(Stored data)

--- --- ---

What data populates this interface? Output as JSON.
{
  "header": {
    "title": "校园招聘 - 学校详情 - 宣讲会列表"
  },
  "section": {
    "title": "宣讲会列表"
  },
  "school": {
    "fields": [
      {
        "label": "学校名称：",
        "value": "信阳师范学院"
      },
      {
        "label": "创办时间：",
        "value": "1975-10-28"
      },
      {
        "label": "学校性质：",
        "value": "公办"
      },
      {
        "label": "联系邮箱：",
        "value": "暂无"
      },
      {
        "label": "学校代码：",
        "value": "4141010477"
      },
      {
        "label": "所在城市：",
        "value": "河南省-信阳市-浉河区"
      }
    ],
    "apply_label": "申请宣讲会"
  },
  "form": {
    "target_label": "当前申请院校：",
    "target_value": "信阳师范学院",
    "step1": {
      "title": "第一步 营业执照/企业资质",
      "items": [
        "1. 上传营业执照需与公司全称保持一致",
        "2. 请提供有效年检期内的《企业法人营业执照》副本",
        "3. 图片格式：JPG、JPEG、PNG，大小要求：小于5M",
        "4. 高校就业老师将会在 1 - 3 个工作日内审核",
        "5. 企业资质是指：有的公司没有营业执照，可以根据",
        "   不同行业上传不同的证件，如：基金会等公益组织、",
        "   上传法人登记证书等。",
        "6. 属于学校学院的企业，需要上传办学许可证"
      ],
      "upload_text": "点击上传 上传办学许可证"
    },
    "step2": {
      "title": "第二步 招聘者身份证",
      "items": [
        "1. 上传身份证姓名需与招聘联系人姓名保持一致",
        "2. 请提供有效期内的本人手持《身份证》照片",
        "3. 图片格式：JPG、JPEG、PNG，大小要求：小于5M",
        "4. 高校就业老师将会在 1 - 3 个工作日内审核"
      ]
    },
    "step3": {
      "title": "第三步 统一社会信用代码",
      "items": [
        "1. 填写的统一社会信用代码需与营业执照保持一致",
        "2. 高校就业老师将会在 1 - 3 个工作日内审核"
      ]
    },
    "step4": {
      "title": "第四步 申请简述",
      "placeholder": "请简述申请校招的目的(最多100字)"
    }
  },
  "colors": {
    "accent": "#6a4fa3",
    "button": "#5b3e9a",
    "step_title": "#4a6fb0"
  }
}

--- --- ---

» **GIVEN PROBLEM**
Return the full listing, character for character.

» **WRITTEN ANSWER**
What data populates this interface? Output as JSON.
{
  "header": {
    "title": "校园招聘 - 学校详情 - 宣讲会列表"
  },
  "section": {
    "title": "宣讲会列表"
  },
  "school": {
    "fields": [
      {
        "label": "学校名称：",
        "value": "信阳师范学院"
      },
      {
        "label": "创办时间：",
        "value": "1975-10-28"
      },
      {
        "label": "学校性质：",
        "value": "公办"
      },
      {
        "label": "联系邮箱：",
        "value": "暂无"
      },
      {
        "label": "学校代码：",
        "value": "4141010477"
      },
      {
        "label": "所在城市：",
        "value": "河南省-信阳市-浉河区"
      }
    ],
    "apply_label": "申请宣讲会"
  },
  "form": {
    "target_label": "当前申请院校：",
    "target_value": "信阳师范学院",
    "step1": {
      "title": "第一步 营业执照/企业资质",
      "items": [
        "1. 上传营业执照需与公司全称保持一致",
        "2. 请提供有效年检期内的《企业法人营业执照》副本",
        "3. 图片格式：JPG、JPEG、PNG，大小要求：小于5M",
        "4. 高校就业老师将会在 1 - 3 个工作日内审核",
        "5. 企业资质是指：有的公司没有营业执照，可以根据",
        "   不同行业上传不同的证件，如：基金会等公益组织、",
        "   上传法人登记证书等。",
        "6. 属于学校学院的企业，需要上传办学许可证"
      ],
      "upload_text": "点击上传 上传办学许可证"
    },
    "step2": {
      "title": "第二步 招聘者身份证",
      "items": [
        "1. 上传身份证姓名需与招聘联系人姓名保持一致",
        "2. 请提供有效期内的本人手持《身份证》照片",
        "3. 图片格式：JPG、JPEG、PNG，大小要求：小于5M",
        "4. 高校就业老师将会在 1 - 3 个工作日内审核"
      ]
    },
    "step3": {
      "title": "第三步 统一社会信用代码",
      "items": [
        "1. 填写的统一社会信用代码需与营业执照保持一致",
        "2. 高校就业老师将会在 1 - 3 个工作日内审核"
      ]
    },
    "step4": {
      "title": "第四步 申请简述",
      "placeholder": "请简述申请校招的目的(最多100字)"
    }
  },
  "colors": {
    "accent": "#6a4fa3",
    "button": "#5b3e9a",
    "step_title": "#4a6fb0"
  }
}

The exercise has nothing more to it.